OBJETIVO DEL EJERCICIO
Transcribe sin cambios el fragmento del texto sobre el amor que empieza en "No quiero que" y termina en "punto de estallar.".

PÁGINA
>>>

Creo en el
amor como en la experiencia más maravillosa de la existencia,como
generador de toda clase de alegrías. Y en el amor correspondido,como la
felicidad misma.
Pero no fui
educado para él, ni para la felicidad, ni para el placer.
Porque fui
advertido malamente contra la entrega y el gozoso abandono que supone.
Cada día,
entonces, todavía es una ardua conquista, una transgresión, una
desobediencia debida a mí mismo, una porfía.
La laboriosa
tarea de desaprender lo aprendido, el desacato a aquel mandato primario
y fatal, aquel dictamen según el cual se gana o se pierde, se ama o se
es amado, se mata o se es muerto.
La vida, por
tanto, no me ha endurecido, ese sea tal vez mi mayor logro.
Que me palpen
de armas. Dejo a un lado, si es que alguna vez tuve o me queda, toda
arma que sirva para volverse temible, para someter, para acumular, para
ser poderoso, para triunfar en un mundo de mano armada, en el que la
felicidad se compra con tarjeta de crédito.
No quiero que
la lucidez me cueste la alegría, ni que la alegría suponga la necedad o
la ceguera...
Pero no me es
fácil, me cuesta vivir a contratiempo, con la sensación de ser testigo
de un desatino histórico gigantesco, de un extravío descomunal, tan
irracional, absurdo o desolador como la bomba de neutrones.
No entiendo al
mundo. Me parece, como dice Serrat, que ha caído en manos de unos locos
con carnet. Me siento ajeno a la debacle, pero en el medio de ella.
Mi vida es
apenas un instante en el océano del tiempo y es como si quisiera que ese
instante fuera sereno y hondo, en el medio de una ensordecedora
discoteca o de un holocausto definitivo, siempre a punto de estallar.

<<<

Registros extraídos
>>>

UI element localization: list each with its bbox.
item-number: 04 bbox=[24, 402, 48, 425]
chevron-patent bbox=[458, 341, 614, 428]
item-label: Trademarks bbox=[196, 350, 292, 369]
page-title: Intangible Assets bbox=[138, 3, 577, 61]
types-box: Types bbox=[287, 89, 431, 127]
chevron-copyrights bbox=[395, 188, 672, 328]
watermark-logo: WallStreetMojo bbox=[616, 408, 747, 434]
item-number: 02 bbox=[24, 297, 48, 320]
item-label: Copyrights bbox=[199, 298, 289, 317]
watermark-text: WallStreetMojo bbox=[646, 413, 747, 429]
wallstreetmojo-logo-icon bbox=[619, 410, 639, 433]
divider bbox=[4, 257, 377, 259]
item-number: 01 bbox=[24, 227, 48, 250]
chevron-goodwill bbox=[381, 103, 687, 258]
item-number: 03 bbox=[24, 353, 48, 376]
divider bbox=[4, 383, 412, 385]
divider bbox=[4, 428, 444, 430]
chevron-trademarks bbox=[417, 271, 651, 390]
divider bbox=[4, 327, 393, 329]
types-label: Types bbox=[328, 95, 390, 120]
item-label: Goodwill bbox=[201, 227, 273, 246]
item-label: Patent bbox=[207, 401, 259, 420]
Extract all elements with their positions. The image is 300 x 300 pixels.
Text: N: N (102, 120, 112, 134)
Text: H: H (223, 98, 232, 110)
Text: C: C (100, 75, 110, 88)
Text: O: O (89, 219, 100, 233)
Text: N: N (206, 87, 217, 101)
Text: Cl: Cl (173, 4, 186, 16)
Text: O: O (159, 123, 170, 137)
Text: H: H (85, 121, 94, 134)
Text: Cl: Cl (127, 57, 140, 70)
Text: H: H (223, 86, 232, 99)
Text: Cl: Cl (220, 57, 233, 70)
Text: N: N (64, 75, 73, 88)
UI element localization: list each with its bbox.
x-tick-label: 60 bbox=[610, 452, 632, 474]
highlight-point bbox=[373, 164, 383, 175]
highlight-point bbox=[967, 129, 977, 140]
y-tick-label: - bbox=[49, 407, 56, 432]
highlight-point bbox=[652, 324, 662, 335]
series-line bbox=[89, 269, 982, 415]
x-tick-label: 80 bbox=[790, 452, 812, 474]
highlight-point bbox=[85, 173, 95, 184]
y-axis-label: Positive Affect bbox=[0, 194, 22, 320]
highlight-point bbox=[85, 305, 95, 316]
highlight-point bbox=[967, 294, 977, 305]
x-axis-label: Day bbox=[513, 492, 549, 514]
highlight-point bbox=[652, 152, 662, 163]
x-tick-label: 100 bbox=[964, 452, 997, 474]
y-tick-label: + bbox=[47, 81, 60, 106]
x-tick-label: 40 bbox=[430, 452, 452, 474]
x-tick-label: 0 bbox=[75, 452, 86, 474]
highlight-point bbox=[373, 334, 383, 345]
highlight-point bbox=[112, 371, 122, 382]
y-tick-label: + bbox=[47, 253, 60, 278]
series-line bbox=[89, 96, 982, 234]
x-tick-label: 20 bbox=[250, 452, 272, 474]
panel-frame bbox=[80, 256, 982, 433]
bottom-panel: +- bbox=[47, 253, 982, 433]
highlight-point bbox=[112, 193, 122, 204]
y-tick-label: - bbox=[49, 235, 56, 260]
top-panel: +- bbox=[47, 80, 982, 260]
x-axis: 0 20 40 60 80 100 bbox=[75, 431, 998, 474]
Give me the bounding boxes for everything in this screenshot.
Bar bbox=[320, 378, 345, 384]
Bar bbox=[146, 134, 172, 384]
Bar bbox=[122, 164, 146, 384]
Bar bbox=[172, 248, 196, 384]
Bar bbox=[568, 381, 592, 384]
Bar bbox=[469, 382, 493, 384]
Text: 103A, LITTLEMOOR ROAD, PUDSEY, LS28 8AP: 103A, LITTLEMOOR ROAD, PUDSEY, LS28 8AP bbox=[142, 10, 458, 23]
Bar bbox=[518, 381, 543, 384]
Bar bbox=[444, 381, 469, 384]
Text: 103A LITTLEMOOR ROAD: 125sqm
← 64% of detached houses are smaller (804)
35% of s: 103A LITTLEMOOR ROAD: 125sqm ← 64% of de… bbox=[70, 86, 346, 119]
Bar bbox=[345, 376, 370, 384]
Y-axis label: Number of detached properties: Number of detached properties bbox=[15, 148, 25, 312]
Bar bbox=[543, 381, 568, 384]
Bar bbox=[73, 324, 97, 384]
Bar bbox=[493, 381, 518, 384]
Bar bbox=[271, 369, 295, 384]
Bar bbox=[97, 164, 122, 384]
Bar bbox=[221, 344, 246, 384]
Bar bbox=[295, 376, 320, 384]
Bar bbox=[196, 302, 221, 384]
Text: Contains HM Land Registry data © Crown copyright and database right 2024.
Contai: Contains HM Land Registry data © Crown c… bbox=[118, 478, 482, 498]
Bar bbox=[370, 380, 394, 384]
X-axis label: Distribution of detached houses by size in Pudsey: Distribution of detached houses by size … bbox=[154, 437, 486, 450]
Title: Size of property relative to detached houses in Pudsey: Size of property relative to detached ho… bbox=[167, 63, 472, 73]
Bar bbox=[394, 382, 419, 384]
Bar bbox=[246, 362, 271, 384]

<<<

RESPUESTA A LA TAREA
No quiero que
la lucidez me cueste la alegría, ni que la alegría suponga la necedad o
la ceguera...
Pero no me es
fácil, me cuesta vivir a contratiempo, con la sensación de ser testigo
de un desatino histórico gigantesco, de un extravío descomunal, tan
irracional, absurdo o desolador como la bomba de neutrones.
No entiendo al
mundo. Me parece, como dice Serrat, que ha caído en manos de unos locos
con carnet. Me siento ajeno a la debacle, pero en el medio de ella.
Mi vida es
apenas un instante en el océano del tiempo y es como si quisiera que ese
instante fuera sereno y hondo, en el medio de una ensordecedora
discoteca o de un holocausto definitivo, siempre a punto de estallar.